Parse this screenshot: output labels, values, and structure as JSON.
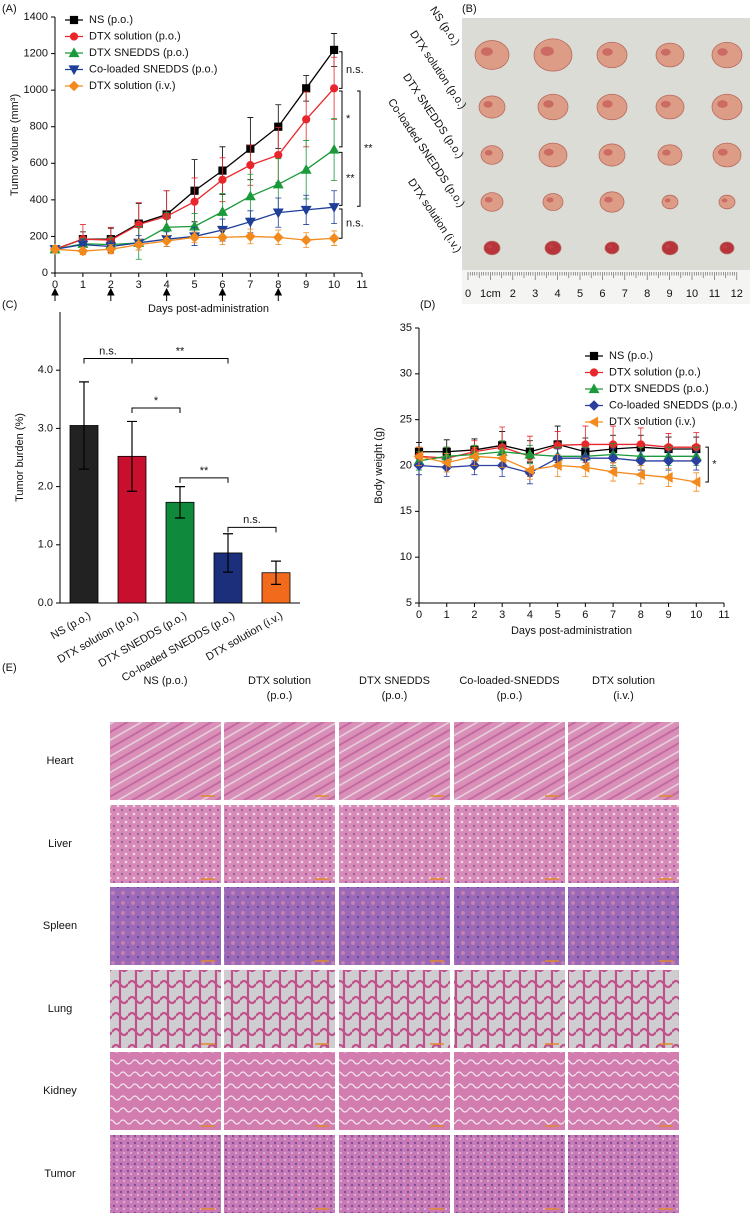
{
  "panel_labels": [
    "(A)",
    "(B)",
    "(C)",
    "(D)",
    "(E)"
  ],
  "chart_data": [
    {
      "type": "line",
      "x_label": "Days post-administration",
      "y_label": "Tumor volume (mm³)",
      "x": [
        0,
        1,
        2,
        3,
        4,
        5,
        6,
        7,
        8,
        9,
        10
      ],
      "xlim": [
        0,
        11
      ],
      "xticks": [
        0,
        1,
        2,
        3,
        4,
        5,
        6,
        7,
        8,
        9,
        10,
        11
      ],
      "ylim": [
        0,
        1400
      ],
      "yticks": [
        0,
        200,
        400,
        600,
        800,
        1000,
        1200,
        1400
      ],
      "series": [
        {
          "name": "NS (p.o.)",
          "color": "#000000",
          "marker": "square",
          "values": [
            130,
            185,
            185,
            270,
            320,
            450,
            560,
            680,
            800,
            1010,
            1220
          ],
          "errors": [
            20,
            40,
            60,
            110,
            130,
            170,
            130,
            170,
            120,
            70,
            90
          ]
        },
        {
          "name": "DTX solution (p.o.)",
          "color": "#e8262b",
          "marker": "circle",
          "values": [
            130,
            185,
            180,
            265,
            310,
            390,
            510,
            590,
            645,
            840,
            1010
          ],
          "errors": [
            20,
            80,
            70,
            120,
            140,
            130,
            120,
            110,
            150,
            150,
            170
          ]
        },
        {
          "name": "DTX SNEDDS (p.o.)",
          "color": "#1a9a3a",
          "marker": "triangle-up",
          "values": [
            130,
            160,
            155,
            165,
            250,
            255,
            335,
            420,
            485,
            565,
            675
          ],
          "errors": [
            20,
            30,
            40,
            90,
            80,
            70,
            100,
            120,
            140,
            160,
            170
          ]
        },
        {
          "name": "Co-loaded SNEDDS (p.o.)",
          "color": "#1f3f99",
          "marker": "triangle-down",
          "values": [
            130,
            155,
            145,
            165,
            185,
            200,
            235,
            280,
            330,
            345,
            360
          ],
          "errors": [
            20,
            30,
            30,
            40,
            40,
            50,
            60,
            60,
            80,
            80,
            90
          ]
        },
        {
          "name": "DTX solution (i.v.)",
          "color": "#f28a1e",
          "marker": "diamond",
          "values": [
            130,
            120,
            130,
            155,
            175,
            195,
            195,
            200,
            195,
            180,
            190
          ],
          "errors": [
            20,
            20,
            25,
            30,
            30,
            30,
            40,
            40,
            40,
            40,
            40
          ]
        }
      ],
      "dose_days": [
        0,
        2,
        4,
        6,
        8
      ],
      "brackets": [
        {
          "label": "n.s.",
          "y": [
            1210,
            1010
          ]
        },
        {
          "label": "*",
          "y": [
            995,
            690
          ]
        },
        {
          "label": "**",
          "y": [
            995,
            365
          ]
        },
        {
          "label": "**",
          "y": [
            660,
            370
          ]
        },
        {
          "label": "n.s.",
          "y": [
            350,
            190
          ]
        }
      ]
    },
    {
      "type": "bar",
      "y_label": "Tumor burden (%)",
      "categories": [
        "NS (p.o.)",
        "DTX solution (p.o.)",
        "DTX SNEDDS (p.o.)",
        "Co-loaded SNEDDS (p.o.)",
        "DTX solution (i.v.)"
      ],
      "values": [
        3.05,
        2.52,
        1.73,
        0.86,
        0.52
      ],
      "errors": [
        0.75,
        0.6,
        0.27,
        0.33,
        0.2
      ],
      "colors": [
        "#222222",
        "#c8102e",
        "#0f8a3c",
        "#1b2f7a",
        "#f26b1d"
      ],
      "ylim": [
        0,
        5
      ],
      "yticks": [
        {
          "value": 0,
          "label": "0.0"
        },
        {
          "value": 1,
          "label": "1.0"
        },
        {
          "value": 2,
          "label": "2.0"
        },
        {
          "value": 3,
          "label": "3.0"
        },
        {
          "value": 4,
          "label": "4.0"
        }
      ],
      "brackets": [
        {
          "label": "n.s.",
          "between": [
            0,
            1
          ],
          "y": 4.2
        },
        {
          "label": "**",
          "between": [
            1,
            3
          ],
          "y": 4.2
        },
        {
          "label": "*",
          "between": [
            1,
            2
          ],
          "y": 3.35
        },
        {
          "label": "**",
          "between": [
            2,
            3
          ],
          "y": 2.15
        },
        {
          "label": "n.s.",
          "between": [
            3,
            4
          ],
          "y": 1.3
        }
      ]
    },
    {
      "type": "line",
      "x_label": "Days post-administration",
      "y_label": "Body weight (g)",
      "x": [
        0,
        1,
        2,
        3,
        4,
        5,
        6,
        7,
        8,
        9,
        10
      ],
      "xlim": [
        0,
        11
      ],
      "xticks": [
        0,
        1,
        2,
        3,
        4,
        5,
        6,
        7,
        8,
        9,
        10,
        11
      ],
      "ylim": [
        5,
        35
      ],
      "yticks": [
        5,
        10,
        15,
        20,
        25,
        30,
        35
      ],
      "series": [
        {
          "name": "NS (p.o.)",
          "color": "#000000",
          "marker": "square",
          "values": [
            21.5,
            21.5,
            21.7,
            22.2,
            21.5,
            22.3,
            21.5,
            21.8,
            22,
            21.8,
            21.8
          ],
          "errors": [
            1,
            1.3,
            1.2,
            1.5,
            1.2,
            2,
            1.5,
            1.5,
            1.3,
            1.3,
            1.3
          ]
        },
        {
          "name": "DTX solution (p.o.)",
          "color": "#e8262b",
          "marker": "circle",
          "values": [
            21,
            20.8,
            21.5,
            22,
            21,
            22.2,
            22.3,
            22.3,
            22.3,
            22,
            22
          ],
          "errors": [
            1,
            1.2,
            1.2,
            2.2,
            2.2,
            1.5,
            2,
            2,
            1.8,
            1.5,
            1.6
          ]
        },
        {
          "name": "DTX SNEDDS (p.o.)",
          "color": "#1a9a3a",
          "marker": "triangle-up",
          "values": [
            20.5,
            21,
            21.2,
            21.5,
            21.2,
            21,
            21,
            21.2,
            21,
            21,
            21
          ],
          "errors": [
            1,
            1,
            1,
            1.2,
            1,
            1,
            1,
            1.2,
            1,
            1,
            1
          ]
        },
        {
          "name": "Co-loaded SNEDDS (p.o.)",
          "color": "#2a3f9e",
          "marker": "diamond",
          "values": [
            20,
            19.8,
            20,
            20,
            19.2,
            20.8,
            20.8,
            20.8,
            20.5,
            20.5,
            20.5
          ],
          "errors": [
            1,
            1,
            1,
            1.2,
            1.2,
            1,
            1,
            1,
            1,
            1,
            1
          ]
        },
        {
          "name": "DTX solution (i.v.)",
          "color": "#f28a1e",
          "marker": "triangle-left",
          "values": [
            21,
            20.3,
            21,
            20.8,
            19.5,
            20,
            19.8,
            19.3,
            19,
            18.7,
            18.2
          ],
          "errors": [
            1,
            1,
            1,
            1,
            1,
            1.2,
            1,
            1,
            1,
            1,
            1
          ]
        }
      ],
      "series_bracket": {
        "label": "*",
        "series": [
          1,
          4
        ]
      }
    }
  ],
  "photo": {
    "groups": [
      "NS (p.o.)",
      "DTX solution (p.o.)",
      "DTX SNEDDS (p.o.)",
      "Co-loaded SNEDDS (p.o.)",
      "DTX solution (i.v.)"
    ],
    "ruler": [
      "0",
      "1cm",
      "2",
      "3",
      "4",
      "5",
      "6",
      "7",
      "8",
      "9",
      "10",
      "11",
      "12"
    ]
  },
  "histology": {
    "columns": [
      [
        "NS (p.o.)"
      ],
      [
        "DTX solution",
        "(p.o.)"
      ],
      [
        "DTX SNEDDS",
        "(p.o.)"
      ],
      [
        "Co-loaded-SNEDDS",
        "(p.o.)"
      ],
      [
        "DTX solution",
        "(i.v.)"
      ]
    ],
    "rows": [
      "Heart",
      "Liver",
      "Spleen",
      "Lung",
      "Kidney",
      "Tumor"
    ]
  }
}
════════════════
** DIRECTIONS FOR THIS TASK **
A single number is the answer here: the count of lines in the listing that hold the string "Tumor".

** TASK RESPONSE **
3